[Recorded data]

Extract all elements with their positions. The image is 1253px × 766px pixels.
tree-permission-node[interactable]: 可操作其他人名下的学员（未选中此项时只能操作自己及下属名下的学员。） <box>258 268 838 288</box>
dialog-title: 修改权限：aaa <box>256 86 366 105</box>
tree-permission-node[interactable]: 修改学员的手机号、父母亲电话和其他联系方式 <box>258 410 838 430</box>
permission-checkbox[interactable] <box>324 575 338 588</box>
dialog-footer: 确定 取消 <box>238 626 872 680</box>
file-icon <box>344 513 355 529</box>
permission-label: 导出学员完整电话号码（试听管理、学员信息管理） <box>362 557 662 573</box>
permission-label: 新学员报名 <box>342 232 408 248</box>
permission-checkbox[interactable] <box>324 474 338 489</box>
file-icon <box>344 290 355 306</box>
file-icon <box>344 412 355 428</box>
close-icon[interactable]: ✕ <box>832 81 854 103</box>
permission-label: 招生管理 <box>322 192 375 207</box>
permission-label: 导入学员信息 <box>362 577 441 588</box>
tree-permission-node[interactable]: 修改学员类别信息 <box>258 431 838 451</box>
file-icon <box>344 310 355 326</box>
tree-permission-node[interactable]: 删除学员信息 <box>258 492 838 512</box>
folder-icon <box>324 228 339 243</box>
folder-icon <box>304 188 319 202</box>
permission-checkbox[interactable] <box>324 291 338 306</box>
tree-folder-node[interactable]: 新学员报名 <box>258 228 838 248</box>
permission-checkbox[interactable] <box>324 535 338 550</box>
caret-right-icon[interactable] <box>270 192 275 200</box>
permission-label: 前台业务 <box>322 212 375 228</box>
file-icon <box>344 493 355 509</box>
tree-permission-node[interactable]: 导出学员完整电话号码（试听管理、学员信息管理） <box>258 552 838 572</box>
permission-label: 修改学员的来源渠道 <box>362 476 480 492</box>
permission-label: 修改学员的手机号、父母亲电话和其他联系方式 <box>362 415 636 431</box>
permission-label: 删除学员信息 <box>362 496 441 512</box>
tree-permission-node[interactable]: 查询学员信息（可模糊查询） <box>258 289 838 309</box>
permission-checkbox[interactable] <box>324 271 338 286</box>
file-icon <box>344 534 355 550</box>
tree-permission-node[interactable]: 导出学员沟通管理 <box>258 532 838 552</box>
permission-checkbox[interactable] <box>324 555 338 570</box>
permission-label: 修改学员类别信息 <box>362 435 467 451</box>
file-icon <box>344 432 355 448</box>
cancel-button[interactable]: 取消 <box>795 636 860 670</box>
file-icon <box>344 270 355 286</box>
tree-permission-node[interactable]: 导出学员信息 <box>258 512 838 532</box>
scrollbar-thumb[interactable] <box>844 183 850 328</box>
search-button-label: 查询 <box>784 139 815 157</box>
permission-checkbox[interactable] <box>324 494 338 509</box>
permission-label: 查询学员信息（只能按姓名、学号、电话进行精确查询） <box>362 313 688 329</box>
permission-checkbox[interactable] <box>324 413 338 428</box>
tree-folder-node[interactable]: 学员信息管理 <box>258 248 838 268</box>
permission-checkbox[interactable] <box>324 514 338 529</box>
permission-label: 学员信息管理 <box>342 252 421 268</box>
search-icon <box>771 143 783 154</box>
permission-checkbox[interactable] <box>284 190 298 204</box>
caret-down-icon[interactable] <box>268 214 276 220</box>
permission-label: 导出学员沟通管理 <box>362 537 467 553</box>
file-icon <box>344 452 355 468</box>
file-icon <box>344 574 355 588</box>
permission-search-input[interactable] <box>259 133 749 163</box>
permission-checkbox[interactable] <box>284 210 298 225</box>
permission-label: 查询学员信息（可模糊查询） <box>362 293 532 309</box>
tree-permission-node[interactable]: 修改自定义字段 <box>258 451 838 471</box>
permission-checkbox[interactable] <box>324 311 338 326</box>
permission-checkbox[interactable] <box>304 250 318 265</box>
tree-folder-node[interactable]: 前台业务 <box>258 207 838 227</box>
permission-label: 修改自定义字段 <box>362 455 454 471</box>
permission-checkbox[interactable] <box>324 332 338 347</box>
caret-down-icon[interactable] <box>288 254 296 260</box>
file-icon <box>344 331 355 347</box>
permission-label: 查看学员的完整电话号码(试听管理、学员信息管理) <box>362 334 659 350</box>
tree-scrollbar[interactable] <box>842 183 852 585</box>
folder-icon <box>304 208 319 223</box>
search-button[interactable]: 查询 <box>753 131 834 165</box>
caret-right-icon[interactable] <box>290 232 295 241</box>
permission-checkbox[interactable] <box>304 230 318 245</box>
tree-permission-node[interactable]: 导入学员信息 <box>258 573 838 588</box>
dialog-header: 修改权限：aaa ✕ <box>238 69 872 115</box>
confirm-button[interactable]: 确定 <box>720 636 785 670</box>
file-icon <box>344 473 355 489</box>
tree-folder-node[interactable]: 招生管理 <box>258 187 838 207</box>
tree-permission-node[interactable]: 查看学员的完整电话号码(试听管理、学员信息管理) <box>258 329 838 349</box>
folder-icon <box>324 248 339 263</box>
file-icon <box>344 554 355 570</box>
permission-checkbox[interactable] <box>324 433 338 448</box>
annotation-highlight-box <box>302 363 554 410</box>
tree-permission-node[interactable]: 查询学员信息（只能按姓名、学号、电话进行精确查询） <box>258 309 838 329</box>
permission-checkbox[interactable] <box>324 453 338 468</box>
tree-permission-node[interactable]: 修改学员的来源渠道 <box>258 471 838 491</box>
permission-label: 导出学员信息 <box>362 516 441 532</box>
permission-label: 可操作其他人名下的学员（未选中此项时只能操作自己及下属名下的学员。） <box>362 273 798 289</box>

▶ **Direction**: Reproduce every line of the records above verbatim, without any alteration.

▶ **Final result**:
Extract all elements with their positions. The image is 1253px × 766px pixels.
tree-permission-node[interactable]: 可操作其他人名下的学员（未选中此项时只能操作自己及下属名下的学员。） <box>258 268 838 288</box>
dialog-title: 修改权限：aaa <box>256 86 366 105</box>
tree-permission-node[interactable]: 修改学员的手机号、父母亲电话和其他联系方式 <box>258 410 838 430</box>
permission-checkbox[interactable] <box>324 575 338 588</box>
dialog-footer: 确定 取消 <box>238 626 872 680</box>
file-icon <box>344 513 355 529</box>
permission-label: 导出学员完整电话号码（试听管理、学员信息管理） <box>362 557 662 573</box>
permission-label: 新学员报名 <box>342 232 408 248</box>
permission-checkbox[interactable] <box>324 474 338 489</box>
file-icon <box>344 290 355 306</box>
file-icon <box>344 412 355 428</box>
close-icon[interactable]: ✕ <box>832 81 854 103</box>
permission-label: 招生管理 <box>322 192 375 207</box>
permission-label: 导入学员信息 <box>362 577 441 588</box>
tree-permission-node[interactable]: 修改学员类别信息 <box>258 431 838 451</box>
file-icon <box>344 310 355 326</box>
tree-permission-node[interactable]: 删除学员信息 <box>258 492 838 512</box>
folder-icon <box>324 228 339 243</box>
folder-icon <box>304 188 319 202</box>
permission-checkbox[interactable] <box>324 291 338 306</box>
tree-folder-node[interactable]: 新学员报名 <box>258 228 838 248</box>
permission-checkbox[interactable] <box>324 535 338 550</box>
caret-right-icon[interactable] <box>270 192 275 200</box>
permission-label: 前台业务 <box>322 212 375 228</box>
file-icon <box>344 493 355 509</box>
tree-permission-node[interactable]: 导出学员完整电话号码（试听管理、学员信息管理） <box>258 552 838 572</box>
permission-label: 修改学员的来源渠道 <box>362 476 480 492</box>
permission-label: 修改学员的手机号、父母亲电话和其他联系方式 <box>362 415 636 431</box>
permission-label: 删除学员信息 <box>362 496 441 512</box>
tree-permission-node[interactable]: 查询学员信息（可模糊查询） <box>258 289 838 309</box>
permission-checkbox[interactable] <box>324 271 338 286</box>
file-icon <box>344 534 355 550</box>
tree-permission-node[interactable]: 导出学员沟通管理 <box>258 532 838 552</box>
permission-checkbox[interactable] <box>324 555 338 570</box>
permission-label: 修改学员类别信息 <box>362 435 467 451</box>
file-icon <box>344 432 355 448</box>
cancel-button[interactable]: 取消 <box>795 636 860 670</box>
file-icon <box>344 270 355 286</box>
tree-permission-node[interactable]: 导出学员信息 <box>258 512 838 532</box>
scrollbar-thumb[interactable] <box>844 183 850 328</box>
search-button-label: 查询 <box>784 139 815 157</box>
permission-checkbox[interactable] <box>324 494 338 509</box>
permission-label: 查询学员信息（只能按姓名、学号、电话进行精确查询） <box>362 313 688 329</box>
permission-checkbox[interactable] <box>324 413 338 428</box>
tree-folder-node[interactable]: 学员信息管理 <box>258 248 838 268</box>
permission-checkbox[interactable] <box>324 514 338 529</box>
permission-label: 学员信息管理 <box>342 252 421 268</box>
search-icon <box>771 143 783 154</box>
permission-checkbox[interactable] <box>284 190 298 204</box>
caret-down-icon[interactable] <box>268 214 276 220</box>
permission-label: 导出学员沟通管理 <box>362 537 467 553</box>
file-icon <box>344 452 355 468</box>
file-icon <box>344 574 355 588</box>
permission-search-input[interactable] <box>259 133 749 163</box>
permission-checkbox[interactable] <box>284 210 298 225</box>
permission-label: 查询学员信息（可模糊查询） <box>362 293 532 309</box>
tree-permission-node[interactable]: 修改自定义字段 <box>258 451 838 471</box>
permission-checkbox[interactable] <box>324 311 338 326</box>
permission-checkbox[interactable] <box>304 250 318 265</box>
tree-folder-node[interactable]: 前台业务 <box>258 207 838 227</box>
permission-label: 修改自定义字段 <box>362 455 454 471</box>
permission-checkbox[interactable] <box>324 332 338 347</box>
caret-down-icon[interactable] <box>288 254 296 260</box>
file-icon <box>344 331 355 347</box>
permission-label: 查看学员的完整电话号码(试听管理、学员信息管理) <box>362 334 659 350</box>
tree-scrollbar[interactable] <box>842 183 852 585</box>
folder-icon <box>304 208 319 223</box>
search-button[interactable]: 查询 <box>753 131 834 165</box>
caret-right-icon[interactable] <box>290 232 295 241</box>
permission-checkbox[interactable] <box>304 230 318 245</box>
tree-permission-node[interactable]: 导入学员信息 <box>258 573 838 588</box>
dialog-header: 修改权限：aaa ✕ <box>238 69 872 115</box>
confirm-button[interactable]: 确定 <box>720 636 785 670</box>
file-icon <box>344 473 355 489</box>
tree-folder-node[interactable]: 招生管理 <box>258 187 838 207</box>
tree-permission-node[interactable]: 查看学员的完整电话号码(试听管理、学员信息管理) <box>258 329 838 349</box>
folder-icon <box>324 248 339 263</box>
file-icon <box>344 554 355 570</box>
permission-checkbox[interactable] <box>324 433 338 448</box>
annotation-highlight-box <box>302 363 554 410</box>
tree-permission-node[interactable]: 查询学员信息（只能按姓名、学号、电话进行精确查询） <box>258 309 838 329</box>
permission-checkbox[interactable] <box>324 453 338 468</box>
tree-permission-node[interactable]: 修改学员的来源渠道 <box>258 471 838 491</box>
permission-label: 导出学员信息 <box>362 516 441 532</box>
permission-label: 可操作其他人名下的学员（未选中此项时只能操作自己及下属名下的学员。） <box>362 273 798 289</box>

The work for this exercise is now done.